**Aim of the task:** Every entry must be echoed exactly.
>> start Supplied records
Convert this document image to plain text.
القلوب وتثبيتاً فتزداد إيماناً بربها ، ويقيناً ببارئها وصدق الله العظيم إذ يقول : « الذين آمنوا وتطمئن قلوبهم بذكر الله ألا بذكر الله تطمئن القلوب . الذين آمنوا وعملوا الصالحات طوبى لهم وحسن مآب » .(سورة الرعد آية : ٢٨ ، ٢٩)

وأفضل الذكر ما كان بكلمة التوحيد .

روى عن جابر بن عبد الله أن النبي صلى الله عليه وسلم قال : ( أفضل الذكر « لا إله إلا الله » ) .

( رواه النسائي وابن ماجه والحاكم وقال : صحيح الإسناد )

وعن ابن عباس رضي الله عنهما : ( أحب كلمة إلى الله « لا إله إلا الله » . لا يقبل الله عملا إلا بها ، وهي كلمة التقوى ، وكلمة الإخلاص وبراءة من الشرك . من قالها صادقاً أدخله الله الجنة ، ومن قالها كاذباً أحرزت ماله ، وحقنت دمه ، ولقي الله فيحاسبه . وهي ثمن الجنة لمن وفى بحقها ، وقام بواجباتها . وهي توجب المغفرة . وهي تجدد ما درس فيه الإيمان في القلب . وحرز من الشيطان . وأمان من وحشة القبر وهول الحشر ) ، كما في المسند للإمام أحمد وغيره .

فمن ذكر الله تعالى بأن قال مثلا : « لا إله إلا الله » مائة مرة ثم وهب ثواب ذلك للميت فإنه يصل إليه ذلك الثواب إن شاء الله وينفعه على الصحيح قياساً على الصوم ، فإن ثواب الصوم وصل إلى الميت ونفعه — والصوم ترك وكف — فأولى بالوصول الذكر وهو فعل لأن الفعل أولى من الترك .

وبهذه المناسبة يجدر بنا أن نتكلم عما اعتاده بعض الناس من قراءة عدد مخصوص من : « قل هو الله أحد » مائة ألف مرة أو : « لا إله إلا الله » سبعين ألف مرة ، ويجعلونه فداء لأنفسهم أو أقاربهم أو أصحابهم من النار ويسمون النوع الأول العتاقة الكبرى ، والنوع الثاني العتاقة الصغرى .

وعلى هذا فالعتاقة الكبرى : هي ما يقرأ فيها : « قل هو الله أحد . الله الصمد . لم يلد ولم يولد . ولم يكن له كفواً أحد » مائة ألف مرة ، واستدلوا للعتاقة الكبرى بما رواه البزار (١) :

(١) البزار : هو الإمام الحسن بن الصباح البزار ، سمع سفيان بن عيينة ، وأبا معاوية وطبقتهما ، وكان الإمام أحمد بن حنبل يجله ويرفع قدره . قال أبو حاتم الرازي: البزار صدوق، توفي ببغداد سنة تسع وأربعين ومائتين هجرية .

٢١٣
>> end Supplied records
**Response:**
Convert this document image to plain text.
القلوب وتثبيتاً فتزداد إيماناً بربها ، ويقيناً ببارئها وصدق الله العظيم إذ يقول : « الذين آمنوا وتطمئن قلوبهم بذكر الله ألا بذكر الله تطمئن القلوب . الذين آمنوا وعملوا الصالحات طوبى لهم وحسن مآب » .(سورة الرعد آية : ٢٨ ، ٢٩)

وأفضل الذكر ما كان بكلمة التوحيد .

روى عن جابر بن عبد الله أن النبي صلى الله عليه وسلم قال : ( أفضل الذكر « لا إله إلا الله » ) .

( رواه النسائي وابن ماجه والحاكم وقال : صحيح الإسناد )

وعن ابن عباس رضي الله عنهما : ( أحب كلمة إلى الله « لا إله إلا الله » . لا يقبل الله عملا إلا بها ، وهي كلمة التقوى ، وكلمة الإخلاص وبراءة من الشرك . من قالها صادقاً أدخله الله الجنة ، ومن قالها كاذباً أحرزت ماله ، وحقنت دمه ، ولقي الله فيحاسبه . وهي ثمن الجنة لمن وفى بحقها ، وقام بواجباتها . وهي توجب المغفرة . وهي تجدد ما درس فيه الإيمان في القلب . وحرز من الشيطان . وأمان من وحشة القبر وهول الحشر ) ، كما في المسند للإمام أحمد وغيره .

فمن ذكر الله تعالى بأن قال مثلا : « لا إله إلا الله » مائة مرة ثم وهب ثواب ذلك للميت فإنه يصل إليه ذلك الثواب إن شاء الله وينفعه على الصحيح قياساً على الصوم ، فإن ثواب الصوم وصل إلى الميت ونفعه — والصوم ترك وكف — فأولى بالوصول الذكر وهو فعل لأن الفعل أولى من الترك .

وبهذه المناسبة يجدر بنا أن نتكلم عما اعتاده بعض الناس من قراءة عدد مخصوص من : « قل هو الله أحد » مائة ألف مرة أو : « لا إله إلا الله » سبعين ألف مرة ، ويجعلونه فداء لأنفسهم أو أقاربهم أو أصحابهم من النار ويسمون النوع الأول العتاقة الكبرى ، والنوع الثاني العتاقة الصغرى .

وعلى هذا فالعتاقة الكبرى : هي ما يقرأ فيها : « قل هو الله أحد . الله الصمد . لم يلد ولم يولد . ولم يكن له كفواً أحد » مائة ألف مرة ، واستدلوا للعتاقة الكبرى بما رواه البزار (١) :

(١) البزار : هو الإمام الحسن بن الصباح البزار ، سمع سفيان بن عيينة ، وأبا معاوية وطبقتهما ، وكان الإمام أحمد بن حنبل يجله ويرفع قدره . قال أبو حاتم الرازي: البزار صدوق، توفي ببغداد سنة تسع وأربعين ومائتين هجرية .

٢١٣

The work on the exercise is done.